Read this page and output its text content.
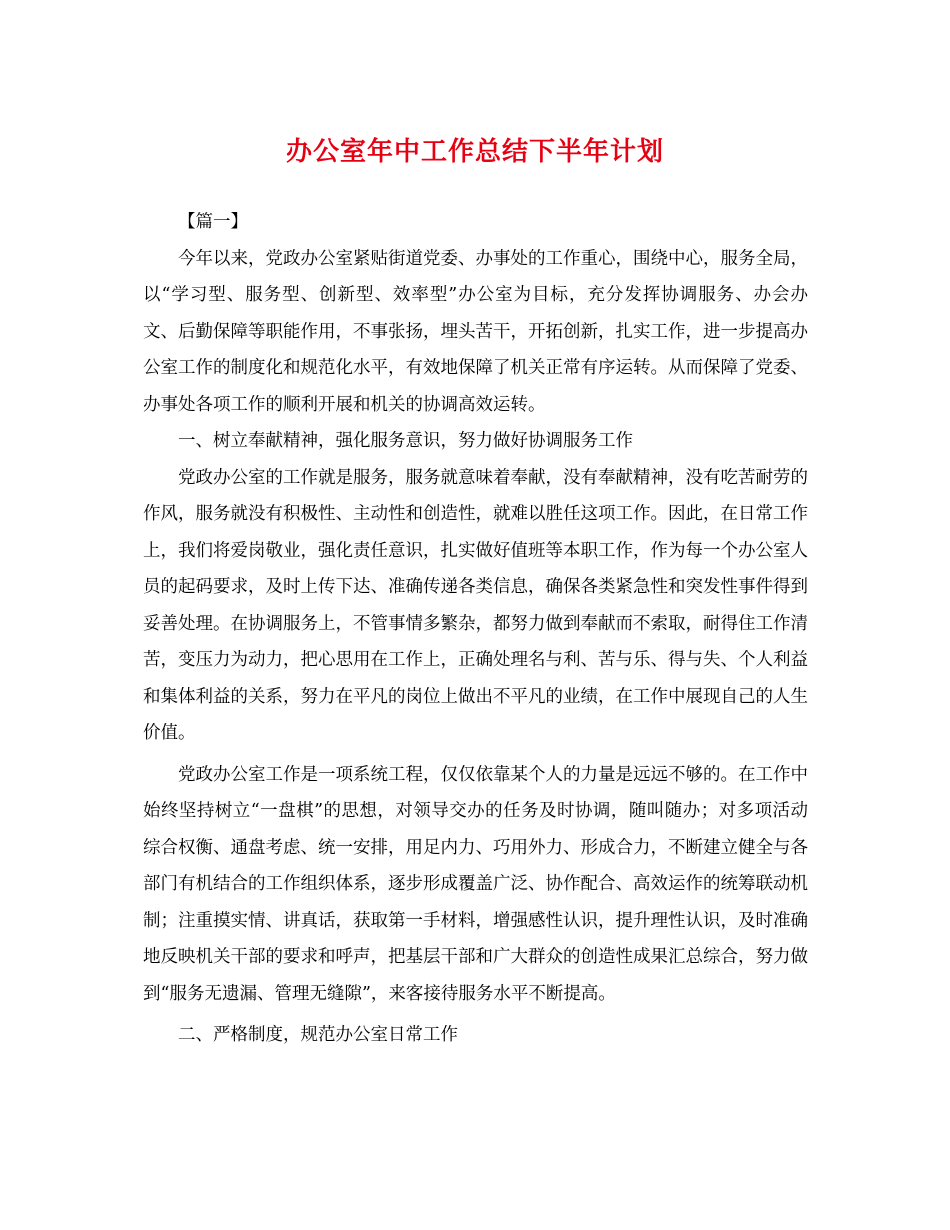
办公室年中工作总结下半年计划

【篇一】

今年以来，党政办公室紧贴街道党委、办事处的工作重心，围绕中心，服务全局，以“学习型、服务型、创新型、效率型”办公室为目标，充分发挥协调服务、办会办文、后勤保障等职能作用，不事张扬，埋头苦干，开拓创新，扎实工作，进一步提高办公室工作的制度化和规范化水平，有效地保障了机关正常有序运转。从而保障了党委、办事处各项工作的顺利开展和机关的协调高效运转。

一、树立奉献精神，强化服务意识，努力做好协调服务工作

党政办公室的工作就是服务，服务就意味着奉献，没有奉献精神，没有吃苦耐劳的作风，服务就没有积极性、主动性和创造性，就难以胜任这项工作。因此，在日常工作上，我们将爱岗敬业，强化责任意识，扎实做好值班等本职工作，作为每一个办公室人员的起码要求，及时上传下达、准确传递各类信息，确保各类紧急性和突发性事件得到妥善处理。在协调服务上，不管事情多繁杂，都努力做到奉献而不索取，耐得住工作清苦，变压力为动力，把心思用在工作上，正确处理名与利、苦与乐、得与失、个人利益和集体利益的关系，努力在平凡的岗位上做出不平凡的业绩，在工作中展现自己的人生价值。

党政办公室工作是一项系统工程，仅仅依靠某个人的力量是远远不够的。在工作中始终坚持树立“一盘棋”的思想，对领导交办的任务及时协调，随叫随办；对多项活动综合权衡、通盘考虑、统一安排，用足内力、巧用外力、形成合力，不断建立健全与各部门有机结合的工作组织体系，逐步形成覆盖广泛、协作配合、高效运作的统筹联动机制；注重摸实情、讲真话，获取第一手材料，增强感性认识，提升理性认识，及时准确地反映机关干部的要求和呼声，把基层干部和广大群众的创造性成果汇总综合，努力做到“服务无遗漏、管理无缝隙”，来客接待服务水平不断提高。

二、严格制度，规范办公室日常工作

○ ○ ○ ○

**The exercise**
Each entry shown above must be quoted exactly, with its pictures left out.

**Output**
Read this page and output its text content.
办公室年中工作总结下半年计划

【篇一】

今年以来，党政办公室紧贴街道党委、办事处的工作重心，围绕中心，服务全局，以“学习型、服务型、创新型、效率型”办公室为目标，充分发挥协调服务、办会办文、后勤保障等职能作用，不事张扬，埋头苦干，开拓创新，扎实工作，进一步提高办公室工作的制度化和规范化水平，有效地保障了机关正常有序运转。从而保障了党委、办事处各项工作的顺利开展和机关的协调高效运转。

一、树立奉献精神，强化服务意识，努力做好协调服务工作

党政办公室的工作就是服务，服务就意味着奉献，没有奉献精神，没有吃苦耐劳的作风，服务就没有积极性、主动性和创造性，就难以胜任这项工作。因此，在日常工作上，我们将爱岗敬业，强化责任意识，扎实做好值班等本职工作，作为每一个办公室人员的起码要求，及时上传下达、准确传递各类信息，确保各类紧急性和突发性事件得到妥善处理。在协调服务上，不管事情多繁杂，都努力做到奉献而不索取，耐得住工作清苦，变压力为动力，把心思用在工作上，正确处理名与利、苦与乐、得与失、个人利益和集体利益的关系，努力在平凡的岗位上做出不平凡的业绩，在工作中展现自己的人生价值。

党政办公室工作是一项系统工程，仅仅依靠某个人的力量是远远不够的。在工作中始终坚持树立“一盘棋”的思想，对领导交办的任务及时协调，随叫随办；对多项活动综合权衡、通盘考虑、统一安排，用足内力、巧用外力、形成合力，不断建立健全与各部门有机结合的工作组织体系，逐步形成覆盖广泛、协作配合、高效运作的统筹联动机制；注重摸实情、讲真话，获取第一手材料，增强感性认识，提升理性认识，及时准确地反映机关干部的要求和呼声，把基层干部和广大群众的创造性成果汇总综合，努力做到“服务无遗漏、管理无缝隙”，来客接待服务水平不断提高。

二、严格制度，规范办公室日常工作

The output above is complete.